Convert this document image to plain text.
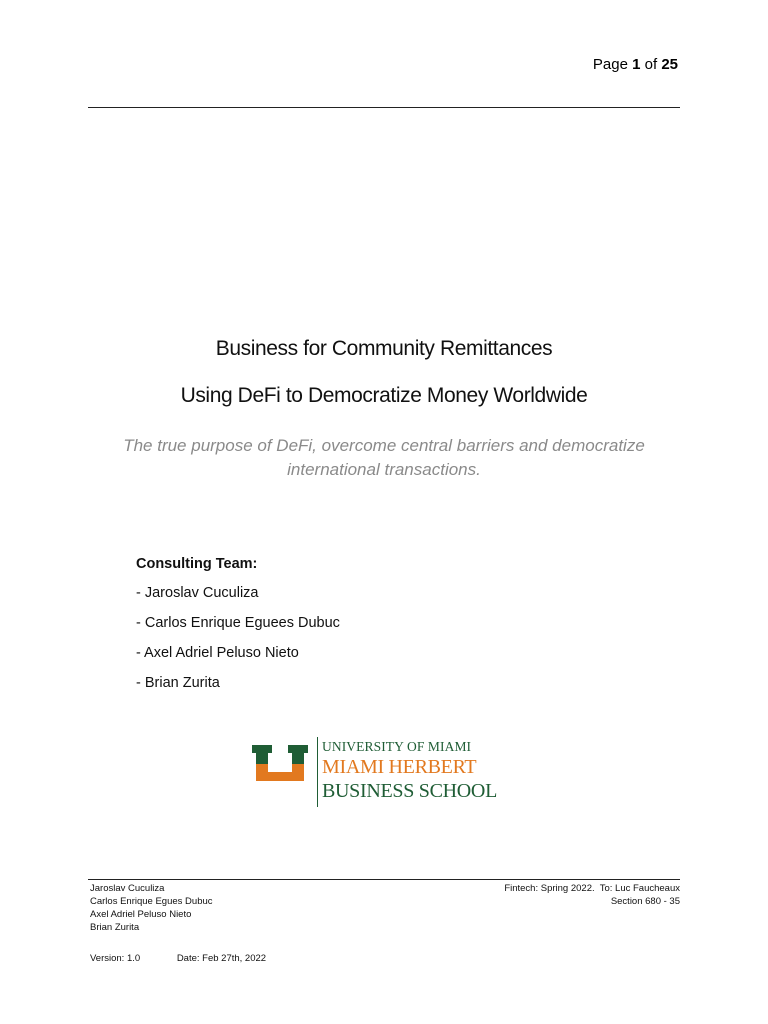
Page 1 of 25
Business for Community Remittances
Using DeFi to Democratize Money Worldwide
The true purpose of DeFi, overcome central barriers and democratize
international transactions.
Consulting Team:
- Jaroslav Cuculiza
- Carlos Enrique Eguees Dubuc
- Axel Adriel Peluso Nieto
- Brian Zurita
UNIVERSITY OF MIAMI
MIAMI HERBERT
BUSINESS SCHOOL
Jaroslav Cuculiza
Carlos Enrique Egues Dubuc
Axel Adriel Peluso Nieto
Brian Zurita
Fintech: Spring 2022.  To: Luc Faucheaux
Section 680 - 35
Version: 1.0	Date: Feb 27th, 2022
★ ★ ★ ★ ★ ★ ★
Exclude the pictures and repeat every other part of the records word for word.

• Answer to this task:
Convert this document image to plain text.
Page 1 of 25
Business for Community Remittances
Using DeFi to Democratize Money Worldwide
The true purpose of DeFi, overcome central barriers and democratize
international transactions.
Consulting Team:
- Jaroslav Cuculiza
- Carlos Enrique Eguees Dubuc
- Axel Adriel Peluso Nieto
- Brian Zurita
UNIVERSITY OF MIAMI
MIAMI HERBERT
BUSINESS SCHOOL
Jaroslav Cuculiza
Carlos Enrique Egues Dubuc
Axel Adriel Peluso Nieto
Brian Zurita
Fintech: Spring 2022.  To: Luc Faucheaux
Section 680 - 35
Version: 1.0	Date: Feb 27th, 2022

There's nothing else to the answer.